**Records provided**
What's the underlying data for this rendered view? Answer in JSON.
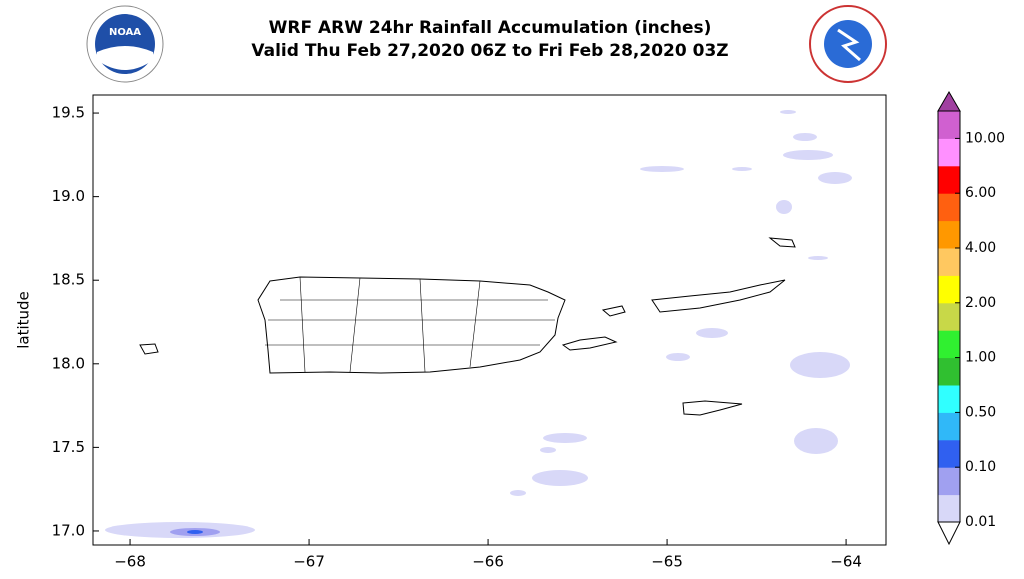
{
  "chart_data": {
    "type": "map",
    "title": "WRF ARW 24hr Rainfall Accumulation (inches)",
    "subtitle": "Valid Thu Feb 27,2020 06Z to Fri Feb 28,2020 03Z",
    "logo_text": "NOAA",
    "ylabel": "latitude",
    "xlim": [
      -68.207,
      -63.777
    ],
    "ylim": [
      16.916,
      19.608
    ],
    "xticks": [
      {
        "value": -68,
        "label": "−68"
      },
      {
        "value": -67,
        "label": "−67"
      },
      {
        "value": -66,
        "label": "−66"
      },
      {
        "value": -65,
        "label": "−65"
      },
      {
        "value": -64,
        "label": "−64"
      }
    ],
    "yticks": [
      {
        "value": 17,
        "label": "17.0"
      },
      17.5,
      {
        "value": 18,
        "label": "18.0"
      },
      18.5,
      {
        "value": 19,
        "label": "19.0"
      },
      19.5
    ],
    "colorbar": {
      "ticks": [
        "0.01",
        "0.10",
        "0.50",
        "1.00",
        "2.00",
        "4.00",
        "6.00",
        "10.00"
      ],
      "colors": [
        "#d8d8f8",
        "#a0a0f0",
        "#3060f0",
        "#30b8f8",
        "#30ffff",
        "#30c030",
        "#30f030",
        "#c8d848",
        "#ffff00",
        "#ffc860",
        "#ff9800",
        "#ff6010",
        "#ff0000",
        "#ff90ff",
        "#d060d0"
      ],
      "over_color": "#a040a0"
    }
  }
}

**Stated goal**
Give back every line exactly as it stands, pictures excluded.

**Written solution**
What's the underlying data for this rendered view? Answer in JSON.
{
  "chart_data": {
    "type": "map",
    "title": "WRF ARW 24hr Rainfall Accumulation (inches)",
    "subtitle": "Valid Thu Feb 27,2020 06Z to Fri Feb 28,2020 03Z",
    "logo_text": "NOAA",
    "ylabel": "latitude",
    "xlim": [
      -68.207,
      -63.777
    ],
    "ylim": [
      16.916,
      19.608
    ],
    "xticks": [
      {
        "value": -68,
        "label": "−68"
      },
      {
        "value": -67,
        "label": "−67"
      },
      {
        "value": -66,
        "label": "−66"
      },
      {
        "value": -65,
        "label": "−65"
      },
      {
        "value": -64,
        "label": "−64"
      }
    ],
    "yticks": [
      {
        "value": 17,
        "label": "17.0"
      },
      17.5,
      {
        "value": 18,
        "label": "18.0"
      },
      18.5,
      {
        "value": 19,
        "label": "19.0"
      },
      19.5
    ],
    "colorbar": {
      "ticks": [
        "0.01",
        "0.10",
        "0.50",
        "1.00",
        "2.00",
        "4.00",
        "6.00",
        "10.00"
      ],
      "colors": [
        "#d8d8f8",
        "#a0a0f0",
        "#3060f0",
        "#30b8f8",
        "#30ffff",
        "#30c030",
        "#30f030",
        "#c8d848",
        "#ffff00",
        "#ffc860",
        "#ff9800",
        "#ff6010",
        "#ff0000",
        "#ff90ff",
        "#d060d0"
      ],
      "over_color": "#a040a0"
    }
  }
}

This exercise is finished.